Extracted records:
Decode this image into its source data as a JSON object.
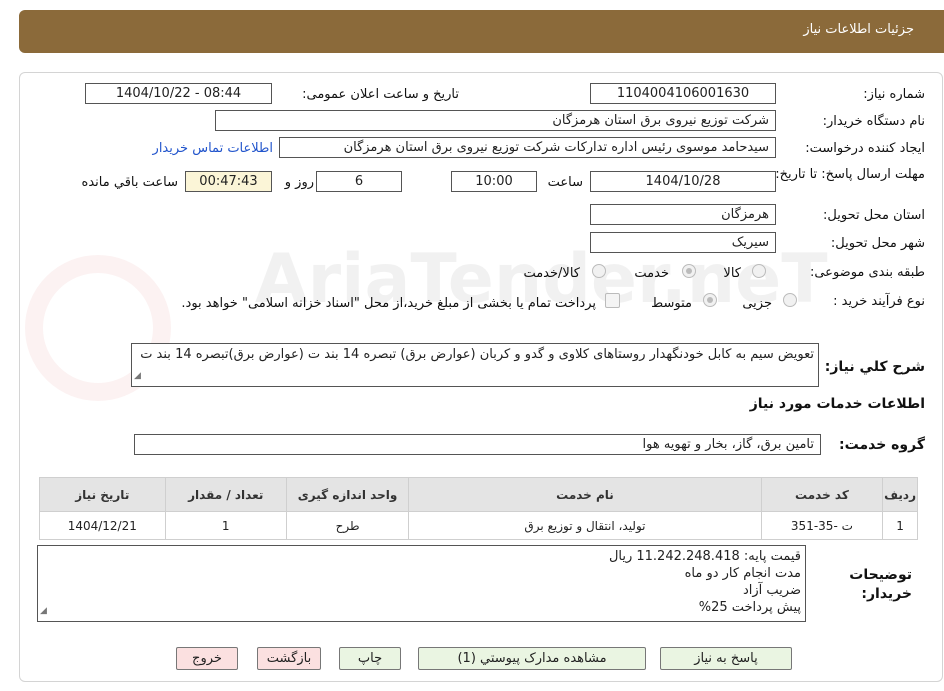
{
  "header": {
    "title": "جزئیات اطلاعات نیاز"
  },
  "fields": {
    "need_number_label": "شماره نیاز:",
    "need_number": "1104004106001630",
    "announce_label": "تاریخ و ساعت اعلان عمومی:",
    "announce_value": "1404/10/22 - 08:44",
    "buyer_org_label": "نام دستگاه خریدار:",
    "buyer_org": "شرکت توزیع نیروی برق استان هرمزگان",
    "requester_label": "ایجاد کننده درخواست:",
    "requester": "سیدحامد موسوی رئیس اداره تداركات شرکت توزیع نیروی برق استان هرمزگان",
    "contact_link": "اطلاعات تماس خریدار",
    "deadline_label": "مهلت ارسال پاسخ: تا تاریخ:",
    "deadline_date": "1404/10/28",
    "time_label": "ساعت",
    "deadline_time": "10:00",
    "days_value": "6",
    "days_label": "روز و",
    "remaining_time": "00:47:43",
    "remaining_label": "ساعت باقي مانده",
    "province_label": "استان محل تحویل:",
    "province": "هرمزگان",
    "city_label": "شهر محل تحویل:",
    "city": "سیریک",
    "category_label": "طبقه بندی موضوعی:",
    "category_options": [
      "کالا",
      "خدمت",
      "کالا/خدمت"
    ],
    "process_label": "نوع فرآیند خرید :",
    "process_options": [
      "جزیی",
      "متوسط"
    ],
    "payment_note": "پرداخت تمام یا بخشی از مبلغ خرید،از محل \"اسناد خزانه اسلامی\" خواهد بود."
  },
  "summary": {
    "label": "شرح کلي نیاز:",
    "text": "تعویض سیم به کابل خودنگهدار روستاهای کلاوی و گدو و کربان (عوارض برق)  تبصره 14 بند ت (عوارض برق)تبصره 14 بند ت"
  },
  "services": {
    "section_title": "اطلاعات خدمات مورد نیاز",
    "group_label": "گروه خدمت:",
    "group_value": "تامین برق، گاز، بخار و تهویه هوا",
    "columns": [
      "ردیف",
      "کد خدمت",
      "نام خدمت",
      "واحد اندازه گیری",
      "تعداد / مقدار",
      "تاریخ نیاز"
    ],
    "rows": [
      [
        "1",
        "ت -35-351",
        "تولید، انتقال و توزیع برق",
        "طرح",
        "1",
        "1404/12/21"
      ]
    ]
  },
  "buyer_notes": {
    "label": "توضیحات خریدار:",
    "lines": [
      "قیمت پایه:  11.242.248.418 ریال",
      "مدت انجام کار دو ماه",
      "ضریب آزاد",
      "پیش پرداخت 25%"
    ]
  },
  "buttons": {
    "respond": "پاسخ به نیاز",
    "attachments": "مشاهده مدارک پیوستي (1)",
    "print": "چاپ",
    "back": "بازگشت",
    "exit": "خروج"
  },
  "watermark": "AriaTender.neT",
  "colors": {
    "header_bg": "#8b6a3a",
    "button_green": "#eaf5e2",
    "button_pink": "#fbe0e0",
    "link": "#2255cc"
  }
}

▶ _Short task_
Restate each entry word for word, leaving out any pictures.

▶ _Task result_
Decode this image into its source data as a JSON object.
{
  "header": {
    "title": "جزئیات اطلاعات نیاز"
  },
  "fields": {
    "need_number_label": "شماره نیاز:",
    "need_number": "1104004106001630",
    "announce_label": "تاریخ و ساعت اعلان عمومی:",
    "announce_value": "1404/10/22 - 08:44",
    "buyer_org_label": "نام دستگاه خریدار:",
    "buyer_org": "شرکت توزیع نیروی برق استان هرمزگان",
    "requester_label": "ایجاد کننده درخواست:",
    "requester": "سیدحامد موسوی رئیس اداره تداركات شرکت توزیع نیروی برق استان هرمزگان",
    "contact_link": "اطلاعات تماس خریدار",
    "deadline_label": "مهلت ارسال پاسخ: تا تاریخ:",
    "deadline_date": "1404/10/28",
    "time_label": "ساعت",
    "deadline_time": "10:00",
    "days_value": "6",
    "days_label": "روز و",
    "remaining_time": "00:47:43",
    "remaining_label": "ساعت باقي مانده",
    "province_label": "استان محل تحویل:",
    "province": "هرمزگان",
    "city_label": "شهر محل تحویل:",
    "city": "سیریک",
    "category_label": "طبقه بندی موضوعی:",
    "category_options": [
      "کالا",
      "خدمت",
      "کالا/خدمت"
    ],
    "process_label": "نوع فرآیند خرید :",
    "process_options": [
      "جزیی",
      "متوسط"
    ],
    "payment_note": "پرداخت تمام یا بخشی از مبلغ خرید،از محل \"اسناد خزانه اسلامی\" خواهد بود."
  },
  "summary": {
    "label": "شرح کلي نیاز:",
    "text": "تعویض سیم به کابل خودنگهدار روستاهای کلاوی و گدو و کربان (عوارض برق)  تبصره 14 بند ت (عوارض برق)تبصره 14 بند ت"
  },
  "services": {
    "section_title": "اطلاعات خدمات مورد نیاز",
    "group_label": "گروه خدمت:",
    "group_value": "تامین برق، گاز، بخار و تهویه هوا",
    "columns": [
      "ردیف",
      "کد خدمت",
      "نام خدمت",
      "واحد اندازه گیری",
      "تعداد / مقدار",
      "تاریخ نیاز"
    ],
    "rows": [
      [
        "1",
        "ت -35-351",
        "تولید، انتقال و توزیع برق",
        "طرح",
        "1",
        "1404/12/21"
      ]
    ]
  },
  "buyer_notes": {
    "label": "توضیحات خریدار:",
    "lines": [
      "قیمت پایه:  11.242.248.418 ریال",
      "مدت انجام کار دو ماه",
      "ضریب آزاد",
      "پیش پرداخت 25%"
    ]
  },
  "buttons": {
    "respond": "پاسخ به نیاز",
    "attachments": "مشاهده مدارک پیوستي (1)",
    "print": "چاپ",
    "back": "بازگشت",
    "exit": "خروج"
  },
  "watermark": "AriaTender.neT",
  "colors": {
    "header_bg": "#8b6a3a",
    "button_green": "#eaf5e2",
    "button_pink": "#fbe0e0",
    "link": "#2255cc"
  }
}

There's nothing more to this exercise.